_Aim:_
Whenever a line below holds the word "efter", copy that line.

_Records for the task:_
-- BEGIN --
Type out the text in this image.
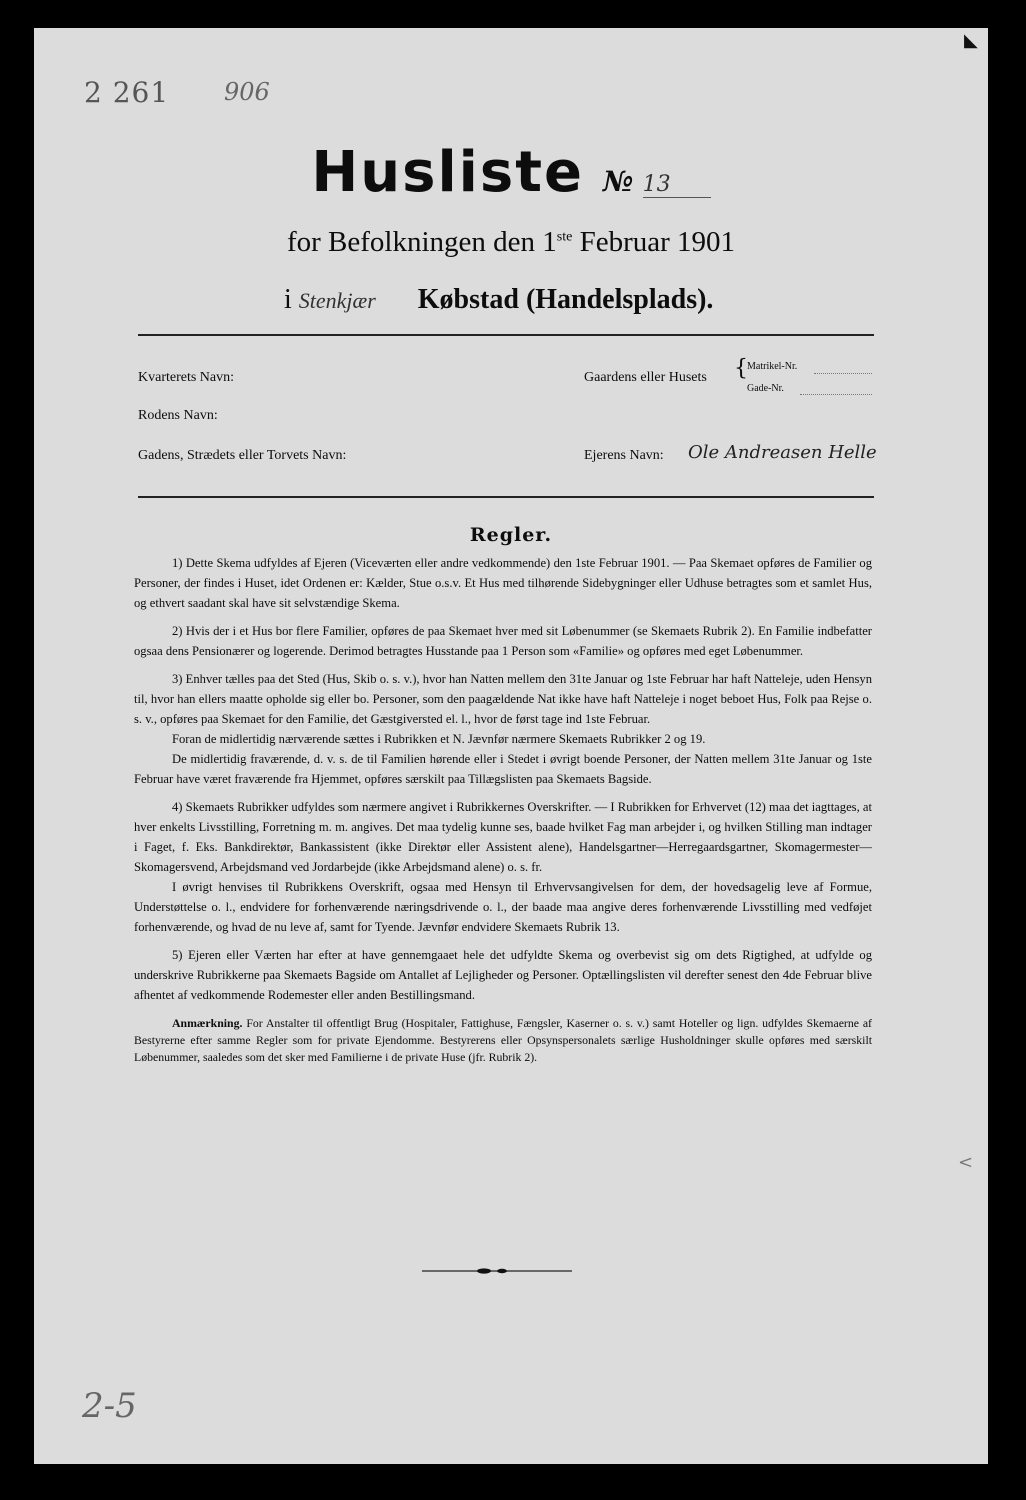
2 261 906
◣
Husliste № 13
for Befolkningen den 1ste Februar 1901
i Stenkjær Købstad (Handelsplads).
Kvarterets Navn:
Rodens Navn:
Gadens, Strædets eller Torvets Navn:
Gaardens eller Husets { Matrikel-Nr.
Gade-Nr.
Ejerens Navn: Ole Andreasen Helle
Regler.

1) Dette Skema udfyldes af Ejeren (Viceværten eller andre vedkommende) den 1ste Februar 1901. — Paa Skemaet opføres de Familier og Personer, der findes i Huset, idet Ordenen er: Kælder, Stue o.s.v. Et Hus med tilhørende Sidebygninger eller Udhuse betragtes som et samlet Hus, og ethvert saadant skal have sit selvstændige Skema.

2) Hvis der i et Hus bor flere Familier, opføres de paa Skemaet hver med sit Løbenummer (se Skemaets Rubrik 2). En Familie indbefatter ogsaa dens Pensionærer og logerende. Derimod betragtes Husstande paa 1 Person som «Familie» og opføres med eget Løbenummer.

3) Enhver tælles paa det Sted (Hus, Skib o. s. v.), hvor han Natten mellem den 31te Januar og 1ste Februar har haft Natteleje, uden Hensyn til, hvor han ellers maatte opholde sig eller bo. Personer, som den paagældende Nat ikke have haft Natteleje i noget beboet Hus, Folk paa Rejse o. s. v., opføres paa Skemaet for den Familie, det Gæstgiversted el. l., hvor de først tage ind 1ste Februar.

Foran de midlertidig nærværende sættes i Rubrikken et N. Jævnfør nærmere Skemaets Rubrikker 2 og 19.

De midlertidig fraværende, d. v. s. de til Familien hørende eller i Stedet i øvrigt boende Personer, der Natten mellem 31te Januar og 1ste Februar have været fraværende fra Hjemmet, opføres særskilt paa Tillægslisten paa Skemaets Bagside.

4) Skemaets Rubrikker udfyldes som nærmere angivet i Rubrikkernes Overskrifter. — I Rubrikken for Erhvervet (12) maa det iagttages, at hver enkelts Livsstilling, Forretning m. m. angives. Det maa tydelig kunne ses, baade hvilket Fag man arbejder i, og hvilken Stilling man indtager i Faget, f. Eks. Bankdirektør, Bankassistent (ikke Direktør eller Assistent alene), Handelsgartner—Herregaardsgartner, Skomagermester—Skomagersvend, Arbejdsmand ved Jordarbejde (ikke Arbejdsmand alene) o. s. fr.

I øvrigt henvises til Rubrikkens Overskrift, ogsaa med Hensyn til Erhvervsangivelsen for dem, der hovedsagelig leve af Formue, Understøttelse o. l., endvidere for forhenværende næringsdrivende o. l., der baade maa angive deres forhenværende Livsstilling med vedføjet forhenværende, og hvad de nu leve af, samt for Tyende. Jævnfør endvidere Skemaets Rubrik 13.

5) Ejeren eller Værten har efter at have gennemgaaet hele det udfyldte Skema og overbevist sig om dets Rigtighed, at udfylde og underskrive Rubrikkerne paa Skemaets Bagside om Antallet af Lejligheder og Personer. Optællingslisten vil derefter senest den 4de Februar blive afhentet af vedkommende Rodemester eller anden Bestillingsmand.

Anmærkning. For Anstalter til offentligt Brug (Hospitaler, Fattighuse, Fængsler, Kaserner o. s. v.) samt Hoteller og lign. udfyldes Skemaerne af Bestyrerne efter samme Regler som for private Ejendomme. Bestyrerens eller Opsynspersonalets særlige Husholdninger skulle opføres med særskilt Løbenummer, saaledes som det sker med Familierne i de private Huse (jfr. Rubrik 2).

<
2-5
-- END --
_Response to the task:_
5) Ejeren eller Værten har efter at have gennemgaaet hele det udfyldte Skema og overbevist sig om dets Rigtighed, at udfylde og underskrive Rubrikkerne paa Skemaets Bagside om Antallet af Lejligheder og Personer. Optællingslisten vil derefter senest den 4de Februar blive afhentet af vedkommende Rodemester eller anden Bestillingsmand.
Anmærkning. For Anstalter til offentligt Brug (Hospitaler, Fattighuse, Fængsler, Kaserner o. s. v.) samt Hoteller og lign. udfyldes Skemaerne af Bestyrerne efter samme Regler som for private Ejendomme. Bestyrerens eller Opsynspersonalets særlige Husholdninger skulle opføres med særskilt Løbenummer, saaledes som det sker med Familierne i de private Huse (jfr. Rubrik 2).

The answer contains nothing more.